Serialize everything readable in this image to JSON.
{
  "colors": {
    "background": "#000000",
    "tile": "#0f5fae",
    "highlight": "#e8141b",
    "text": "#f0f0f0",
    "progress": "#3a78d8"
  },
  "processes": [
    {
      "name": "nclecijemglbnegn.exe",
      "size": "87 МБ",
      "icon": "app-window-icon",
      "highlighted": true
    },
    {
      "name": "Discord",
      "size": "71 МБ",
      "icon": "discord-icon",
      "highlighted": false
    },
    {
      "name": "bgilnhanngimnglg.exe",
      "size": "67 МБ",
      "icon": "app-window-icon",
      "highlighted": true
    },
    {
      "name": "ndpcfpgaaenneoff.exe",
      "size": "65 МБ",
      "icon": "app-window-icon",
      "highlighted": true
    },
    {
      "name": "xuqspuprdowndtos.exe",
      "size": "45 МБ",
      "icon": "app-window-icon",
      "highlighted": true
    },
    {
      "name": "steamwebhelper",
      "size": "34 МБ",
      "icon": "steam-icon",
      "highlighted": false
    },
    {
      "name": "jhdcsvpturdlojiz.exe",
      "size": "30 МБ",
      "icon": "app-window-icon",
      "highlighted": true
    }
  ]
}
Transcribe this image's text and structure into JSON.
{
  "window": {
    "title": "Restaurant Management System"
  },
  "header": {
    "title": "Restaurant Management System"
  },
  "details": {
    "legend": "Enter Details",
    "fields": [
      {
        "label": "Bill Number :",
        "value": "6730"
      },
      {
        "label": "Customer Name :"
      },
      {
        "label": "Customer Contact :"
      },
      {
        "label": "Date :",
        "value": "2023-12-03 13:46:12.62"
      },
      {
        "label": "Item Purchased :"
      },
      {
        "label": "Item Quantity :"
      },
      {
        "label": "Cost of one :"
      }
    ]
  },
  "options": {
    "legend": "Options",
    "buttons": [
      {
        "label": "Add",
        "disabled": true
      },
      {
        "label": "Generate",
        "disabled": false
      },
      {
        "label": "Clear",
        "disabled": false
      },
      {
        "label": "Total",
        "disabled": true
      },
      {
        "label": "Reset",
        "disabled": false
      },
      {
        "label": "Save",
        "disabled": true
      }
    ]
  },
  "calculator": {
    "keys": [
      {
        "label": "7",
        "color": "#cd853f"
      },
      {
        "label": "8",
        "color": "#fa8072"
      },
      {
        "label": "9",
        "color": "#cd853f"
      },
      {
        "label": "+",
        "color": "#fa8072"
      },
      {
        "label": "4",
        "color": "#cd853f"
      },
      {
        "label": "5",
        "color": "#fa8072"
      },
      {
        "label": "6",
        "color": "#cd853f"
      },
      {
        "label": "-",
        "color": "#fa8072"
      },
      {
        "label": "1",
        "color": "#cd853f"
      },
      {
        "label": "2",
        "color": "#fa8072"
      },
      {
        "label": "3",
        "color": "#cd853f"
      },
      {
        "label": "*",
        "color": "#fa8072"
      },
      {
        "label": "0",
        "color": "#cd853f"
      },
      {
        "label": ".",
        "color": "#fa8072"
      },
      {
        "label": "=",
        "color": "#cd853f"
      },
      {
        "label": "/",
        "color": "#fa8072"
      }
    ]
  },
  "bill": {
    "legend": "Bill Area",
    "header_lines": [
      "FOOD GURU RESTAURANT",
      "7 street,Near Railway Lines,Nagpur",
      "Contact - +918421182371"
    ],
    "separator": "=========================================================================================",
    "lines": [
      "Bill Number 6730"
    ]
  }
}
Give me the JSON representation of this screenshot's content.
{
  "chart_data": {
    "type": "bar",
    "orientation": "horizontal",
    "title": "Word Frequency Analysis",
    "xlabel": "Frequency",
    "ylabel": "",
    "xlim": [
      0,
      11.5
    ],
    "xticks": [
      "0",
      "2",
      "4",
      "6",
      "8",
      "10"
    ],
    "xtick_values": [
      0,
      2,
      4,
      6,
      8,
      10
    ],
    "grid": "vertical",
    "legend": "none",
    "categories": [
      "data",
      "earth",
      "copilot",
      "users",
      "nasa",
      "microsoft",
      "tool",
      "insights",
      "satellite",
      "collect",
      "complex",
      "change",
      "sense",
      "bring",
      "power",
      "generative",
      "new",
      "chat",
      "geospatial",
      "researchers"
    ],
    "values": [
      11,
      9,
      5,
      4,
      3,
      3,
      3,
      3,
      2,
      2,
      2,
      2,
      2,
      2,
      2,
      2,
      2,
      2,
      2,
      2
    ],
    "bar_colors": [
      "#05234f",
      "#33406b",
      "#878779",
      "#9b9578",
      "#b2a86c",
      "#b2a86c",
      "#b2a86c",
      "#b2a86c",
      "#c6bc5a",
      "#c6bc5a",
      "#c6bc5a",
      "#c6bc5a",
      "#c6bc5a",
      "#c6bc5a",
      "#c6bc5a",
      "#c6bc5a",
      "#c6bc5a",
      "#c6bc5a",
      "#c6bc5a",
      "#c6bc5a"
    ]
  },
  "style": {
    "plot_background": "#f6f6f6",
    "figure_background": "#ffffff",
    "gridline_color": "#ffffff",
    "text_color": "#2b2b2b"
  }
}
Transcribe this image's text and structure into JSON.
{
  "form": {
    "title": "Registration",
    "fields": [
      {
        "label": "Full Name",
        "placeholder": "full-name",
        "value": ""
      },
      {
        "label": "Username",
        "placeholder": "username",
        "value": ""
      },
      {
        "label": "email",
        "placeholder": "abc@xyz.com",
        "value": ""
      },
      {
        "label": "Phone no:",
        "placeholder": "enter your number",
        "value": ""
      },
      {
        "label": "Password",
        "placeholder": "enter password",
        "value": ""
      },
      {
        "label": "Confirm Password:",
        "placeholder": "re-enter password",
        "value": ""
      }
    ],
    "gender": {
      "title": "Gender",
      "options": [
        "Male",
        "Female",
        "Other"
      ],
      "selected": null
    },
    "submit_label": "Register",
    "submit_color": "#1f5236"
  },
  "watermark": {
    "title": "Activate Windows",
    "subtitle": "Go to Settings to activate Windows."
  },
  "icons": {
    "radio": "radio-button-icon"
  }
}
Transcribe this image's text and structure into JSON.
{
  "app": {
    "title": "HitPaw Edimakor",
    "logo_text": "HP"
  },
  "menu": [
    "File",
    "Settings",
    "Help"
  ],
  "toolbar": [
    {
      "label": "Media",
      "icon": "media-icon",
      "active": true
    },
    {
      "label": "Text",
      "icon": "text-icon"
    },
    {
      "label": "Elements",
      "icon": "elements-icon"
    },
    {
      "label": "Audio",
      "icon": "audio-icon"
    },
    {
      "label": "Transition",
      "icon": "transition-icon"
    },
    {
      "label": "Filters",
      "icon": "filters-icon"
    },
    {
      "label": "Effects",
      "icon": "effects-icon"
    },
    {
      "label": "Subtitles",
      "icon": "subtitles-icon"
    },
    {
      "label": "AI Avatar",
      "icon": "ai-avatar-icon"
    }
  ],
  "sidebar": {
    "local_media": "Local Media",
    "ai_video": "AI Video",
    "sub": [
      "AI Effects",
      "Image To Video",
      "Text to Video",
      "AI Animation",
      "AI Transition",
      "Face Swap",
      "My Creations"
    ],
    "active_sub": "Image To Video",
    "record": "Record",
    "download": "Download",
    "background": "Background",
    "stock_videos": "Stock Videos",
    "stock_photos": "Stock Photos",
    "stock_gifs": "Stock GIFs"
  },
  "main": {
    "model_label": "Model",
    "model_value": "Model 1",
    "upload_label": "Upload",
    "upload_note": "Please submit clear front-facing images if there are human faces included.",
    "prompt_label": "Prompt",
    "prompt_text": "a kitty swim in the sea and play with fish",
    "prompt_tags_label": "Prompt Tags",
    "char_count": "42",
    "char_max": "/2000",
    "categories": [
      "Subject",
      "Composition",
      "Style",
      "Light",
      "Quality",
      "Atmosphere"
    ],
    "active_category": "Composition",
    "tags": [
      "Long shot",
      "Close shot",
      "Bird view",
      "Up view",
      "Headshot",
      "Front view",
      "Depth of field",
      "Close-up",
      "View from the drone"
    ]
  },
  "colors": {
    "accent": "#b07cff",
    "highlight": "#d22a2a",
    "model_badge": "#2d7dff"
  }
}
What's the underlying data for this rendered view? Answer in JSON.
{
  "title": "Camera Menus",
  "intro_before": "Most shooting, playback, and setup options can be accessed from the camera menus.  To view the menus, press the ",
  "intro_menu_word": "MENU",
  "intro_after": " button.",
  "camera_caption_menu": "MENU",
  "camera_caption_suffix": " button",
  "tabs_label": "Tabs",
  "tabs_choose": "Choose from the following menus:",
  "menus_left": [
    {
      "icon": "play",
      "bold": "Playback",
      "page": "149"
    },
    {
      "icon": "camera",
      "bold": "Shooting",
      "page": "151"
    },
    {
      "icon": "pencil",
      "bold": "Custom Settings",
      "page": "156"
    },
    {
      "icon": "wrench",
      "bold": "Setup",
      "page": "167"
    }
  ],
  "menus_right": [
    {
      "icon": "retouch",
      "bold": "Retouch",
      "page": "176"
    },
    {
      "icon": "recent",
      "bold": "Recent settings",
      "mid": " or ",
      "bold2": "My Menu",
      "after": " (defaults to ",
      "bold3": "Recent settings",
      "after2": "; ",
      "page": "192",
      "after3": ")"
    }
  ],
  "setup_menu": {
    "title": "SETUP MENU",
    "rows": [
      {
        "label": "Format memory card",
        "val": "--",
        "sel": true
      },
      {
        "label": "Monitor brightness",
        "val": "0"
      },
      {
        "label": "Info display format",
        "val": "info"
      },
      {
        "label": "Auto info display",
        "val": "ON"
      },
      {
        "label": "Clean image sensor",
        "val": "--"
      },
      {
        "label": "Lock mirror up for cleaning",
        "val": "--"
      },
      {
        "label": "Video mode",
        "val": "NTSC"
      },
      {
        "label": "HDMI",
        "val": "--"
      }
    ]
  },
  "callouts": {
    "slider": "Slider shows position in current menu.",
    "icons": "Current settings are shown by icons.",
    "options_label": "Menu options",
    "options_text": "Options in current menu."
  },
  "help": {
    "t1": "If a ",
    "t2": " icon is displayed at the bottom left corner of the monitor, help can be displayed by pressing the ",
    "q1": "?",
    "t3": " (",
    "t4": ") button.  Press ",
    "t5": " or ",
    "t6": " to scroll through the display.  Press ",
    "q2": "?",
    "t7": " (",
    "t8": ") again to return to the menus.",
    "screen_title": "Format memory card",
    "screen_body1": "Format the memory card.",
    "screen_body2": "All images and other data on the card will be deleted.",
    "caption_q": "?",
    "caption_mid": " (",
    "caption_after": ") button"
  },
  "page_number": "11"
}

*-*-*

● **Problem statement**:
Your task is to gather every line with the word "Item" and copy it.

● **Worked answer**:
        "label": "Item Purchased :"
        "label": "Item Quantity :"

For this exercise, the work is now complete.